**THE PROBLEM:** Output the material word for word. Leave each picture out.

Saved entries
# # # # # # #

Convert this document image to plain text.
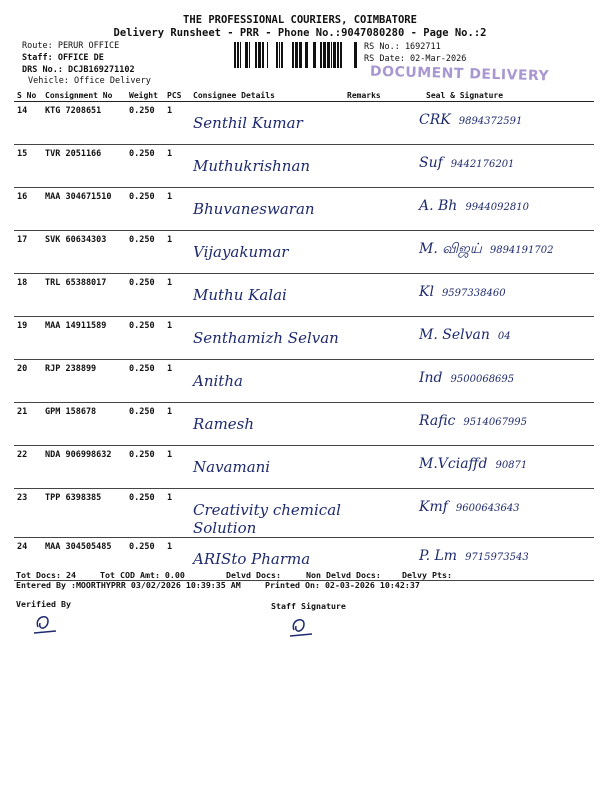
THE PROFESSIONAL COURIERS, COIMBATORE
Delivery Runsheet - PRR - Phone No.:9047080280 - Page No.:2
Route: PERUR OFFICE
Staff: OFFICE DE
DRS No.: DCJB169271102
Vehicle: Office Delivery
RS No.: 1692711
RS Date: 02-Mar-2026
DOCUMENT DELIVERY
S No	Consignment No	Weight	PCS	Consignee Details	Remarks	Seal & Signature
14	KTG 7208651	0.250	1	Senthil Kumar		CRK 9894372591
15	TVR 2051166	0.250	1	Muthukrishnan		Suf 9442176201
16	MAA 304671510	0.250	1	Bhuvaneswaran		A. Bh 9944092810
17	SVK 60634303	0.250	1	Vijayakumar		M. விஜய் 9894191702
18	TRL 65388017	0.250	1	Muthu Kalai		Kl 9597338460
19	MAA 14911589	0.250	1	Senthamizh Selvan		M. Selvan 04
20	RJP 238899	0.250	1	Anitha		Ind 9500068695
21	GPM 158678	0.250	1	Ramesh		Rafic 9514067995
22	NDA 906998632	0.250	1	Navamani		M.Vciaffd 90871
23	TPP 6398385	0.250	1	Creativity chemical Solution		Kmf 9600643643
24	MAA 304505485	0.250	1	ARISto Pharma		P. Lm 9715973543
Tot Docs: 24	Tot COD Amt: 0.00	Delvd Docs:	Non Delvd Docs:	Delvy Pts:
Entered By :MOORTHYPRR 03/02/2026 10:39:35 AM	Printed On: 02-03-2026 10:42:37
Verified By	Staff Signature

# # # # # # #

**SOLUTION TO THE EXERCISE:**
Convert this document image to plain text.
THE PROFESSIONAL COURIERS, COIMBATORE
Delivery Runsheet - PRR - Phone No.:9047080280 - Page No.:2
Route: PERUR OFFICE
Staff: OFFICE DE
DRS No.: DCJB169271102
Vehicle: Office Delivery
RS No.: 1692711
RS Date: 02-Mar-2026
DOCUMENT DELIVERY
S No	Consignment No	Weight	PCS	Consignee Details	Remarks	Seal & Signature
14	KTG 7208651	0.250	1	Senthil Kumar		CRK 9894372591
15	TVR 2051166	0.250	1	Muthukrishnan		Suf 9442176201
16	MAA 304671510	0.250	1	Bhuvaneswaran		A. Bh 9944092810
17	SVK 60634303	0.250	1	Vijayakumar		M. விஜய் 9894191702
18	TRL 65388017	0.250	1	Muthu Kalai		Kl 9597338460
19	MAA 14911589	0.250	1	Senthamizh Selvan		M. Selvan 04
20	RJP 238899	0.250	1	Anitha		Ind 9500068695
21	GPM 158678	0.250	1	Ramesh		Rafic 9514067995
22	NDA 906998632	0.250	1	Navamani		M.Vciaffd 90871
23	TPP 6398385	0.250	1	Creativity chemical Solution		Kmf 9600643643
24	MAA 304505485	0.250	1	ARISto Pharma		P. Lm 9715973543
Tot Docs: 24	Tot COD Amt: 0.00	Delvd Docs:	Non Delvd Docs:	Delvy Pts:
Entered By :MOORTHYPRR 03/02/2026 10:39:35 AM	Printed On: 02-03-2026 10:42:37
Verified By	Staff Signature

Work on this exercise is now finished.